━━━ EXTRAIT

Un personnel hospitalier peu sollicité

« Le nombre global des personnels hospitaliers déployés en OPEX chaque année est limité. En 2009, sur un effectif de médecins hospitaliers (hors réservistes) de 617 équivalents temps plein (ETP), 19,15 équivalents temps plein seulement sont partis en opération extérieure, soit 3% du total. Pour le personnel paramédical hospitalier, ce taux n'excède pas 1% (66,64 équivalents temps plein sur un total de 4.688). (…)
Parmi les médecins, l'effort est très inégalement réparti : il pèse surtout sur les spécialistes en chirurgie orthopédique et viscérale. Ainsi, entre 2002 et 2008, sur les 128 chirurgiens ayant ces qualifications et les 110 anesthésistes-réanimateurs potentiellement disponibles pour partir en opération extérieure, 84 ne sont jamais partis (35%) et 49 (20%) ne sont partis qu'une fois (c'est-à-dire deux mois ou moins en quatre ans).
Ces données témoignent que le service de santé des armées peut sans difficulté remplir sa mission en l'état des opérations militaires actuelles. »

Source : Rapport de la Cour des comptes.

Lacunes capacitaires

Tandis que le ministère de la Défense dépense une somme importante sur son parc hospitalier sur le territoire national, les équipements vitaux (hélicoptères et avions de transport médicalisés) dans le soutien médical opérationnel pourraient bénéficier d'une hausse des investissements. Les contraintes budgétaires imposées par la crise ont réduit les crédits d'investissement dans les équipements conduisant à des reports de livraisons en plus des problèmes techniques associés aux nouveaux équipements.

Les risques associés au « trou capacitaire » en matière d'hélicoptères de transport, qui ont été notés à plusieurs reprises dans les rapports du Sénat et de l'Assemblée [3], ont conduit à l'utilisation des moyens américains disponibles pour l'évacuation des blessés en Afghanistan. La livraison des hélicoptères de transport (NH90), qui devait fournir une capacité opérationnelle significative en 2011, a été étalée jusqu'en 2013, forçant l'utilisation et la rénovation partielle du parc vieillissant des 24 Cougars. Une rénovation nécessaire qui aura un coût total de 280 millions d'euros (prix 2011) soit une année de déficit d'exploitation des hôpitaux militaires. De plus, la France ne dispose pas d'un avion médicalisé en permanence mais repose sur un kit ‘Morphée' qui permet de médicaliser un avion en quelques heures, à la différence de l'Allemagne qui dispose d'un avion médicalisé en permanence. La Cour à également relevé une difficulté à transporter certains équipements médicaux lourds due à l'absence de doctrine préétablie et d'une lacune capacitaire dans les avions de transport stratégiques. Ces lacunes capacitaires ont un effet néfaste sur les missions du SSA basé sur une doctrine de ‘médicalisation de l'avant', c'est-a-dire une administration des soins au plus prêt du front.

━━━━━━
━━━ LISTE FOURNIE

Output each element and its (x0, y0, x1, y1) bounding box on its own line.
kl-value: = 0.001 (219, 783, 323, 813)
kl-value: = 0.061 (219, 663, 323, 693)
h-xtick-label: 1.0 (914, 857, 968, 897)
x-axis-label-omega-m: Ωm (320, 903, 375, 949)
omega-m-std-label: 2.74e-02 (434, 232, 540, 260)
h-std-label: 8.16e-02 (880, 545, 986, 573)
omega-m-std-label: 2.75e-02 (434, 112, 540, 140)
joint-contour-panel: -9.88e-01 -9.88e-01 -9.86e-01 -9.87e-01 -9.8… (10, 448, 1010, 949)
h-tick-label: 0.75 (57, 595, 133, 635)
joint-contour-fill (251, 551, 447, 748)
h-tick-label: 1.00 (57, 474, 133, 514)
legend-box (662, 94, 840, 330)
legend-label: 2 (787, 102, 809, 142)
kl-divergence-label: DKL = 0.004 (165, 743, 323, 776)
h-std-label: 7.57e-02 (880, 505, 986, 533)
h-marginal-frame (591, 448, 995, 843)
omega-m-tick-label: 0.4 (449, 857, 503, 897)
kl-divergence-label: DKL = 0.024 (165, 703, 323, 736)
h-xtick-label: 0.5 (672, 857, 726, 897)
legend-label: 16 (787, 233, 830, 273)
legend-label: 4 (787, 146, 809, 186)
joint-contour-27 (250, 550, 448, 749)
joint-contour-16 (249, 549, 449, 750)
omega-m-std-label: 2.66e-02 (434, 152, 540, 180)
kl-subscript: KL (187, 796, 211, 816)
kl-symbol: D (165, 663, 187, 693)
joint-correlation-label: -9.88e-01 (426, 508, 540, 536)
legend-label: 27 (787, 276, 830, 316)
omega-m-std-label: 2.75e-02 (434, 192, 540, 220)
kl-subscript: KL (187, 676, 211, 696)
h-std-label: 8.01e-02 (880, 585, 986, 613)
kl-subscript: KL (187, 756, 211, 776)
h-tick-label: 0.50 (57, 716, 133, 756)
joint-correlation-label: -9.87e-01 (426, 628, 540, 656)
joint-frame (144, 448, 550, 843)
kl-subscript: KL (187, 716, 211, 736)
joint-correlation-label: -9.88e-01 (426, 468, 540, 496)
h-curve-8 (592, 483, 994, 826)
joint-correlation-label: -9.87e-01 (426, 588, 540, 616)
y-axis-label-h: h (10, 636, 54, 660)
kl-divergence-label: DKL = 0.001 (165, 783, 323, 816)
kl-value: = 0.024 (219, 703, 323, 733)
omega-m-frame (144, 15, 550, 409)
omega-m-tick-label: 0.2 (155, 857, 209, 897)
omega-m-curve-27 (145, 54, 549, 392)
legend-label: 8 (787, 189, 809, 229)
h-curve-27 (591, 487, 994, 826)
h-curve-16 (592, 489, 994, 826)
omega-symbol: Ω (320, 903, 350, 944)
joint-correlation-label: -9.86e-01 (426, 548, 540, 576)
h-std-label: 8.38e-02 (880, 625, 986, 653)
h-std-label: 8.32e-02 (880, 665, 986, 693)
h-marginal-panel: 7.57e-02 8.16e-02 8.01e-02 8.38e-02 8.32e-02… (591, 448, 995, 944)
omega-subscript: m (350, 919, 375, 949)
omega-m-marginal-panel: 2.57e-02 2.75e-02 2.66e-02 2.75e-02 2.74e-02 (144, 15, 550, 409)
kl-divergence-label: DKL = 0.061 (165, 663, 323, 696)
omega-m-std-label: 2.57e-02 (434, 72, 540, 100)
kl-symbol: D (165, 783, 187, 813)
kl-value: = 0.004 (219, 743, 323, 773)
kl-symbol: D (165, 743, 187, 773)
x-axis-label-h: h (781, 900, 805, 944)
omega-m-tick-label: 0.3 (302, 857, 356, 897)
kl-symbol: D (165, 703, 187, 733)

━━━━━━

Selon l'extrait, jusqu'à quelle année la livraison des hélicoptères de transport NH90 a-t-elle été étalée ?

Jusqu'en 2013.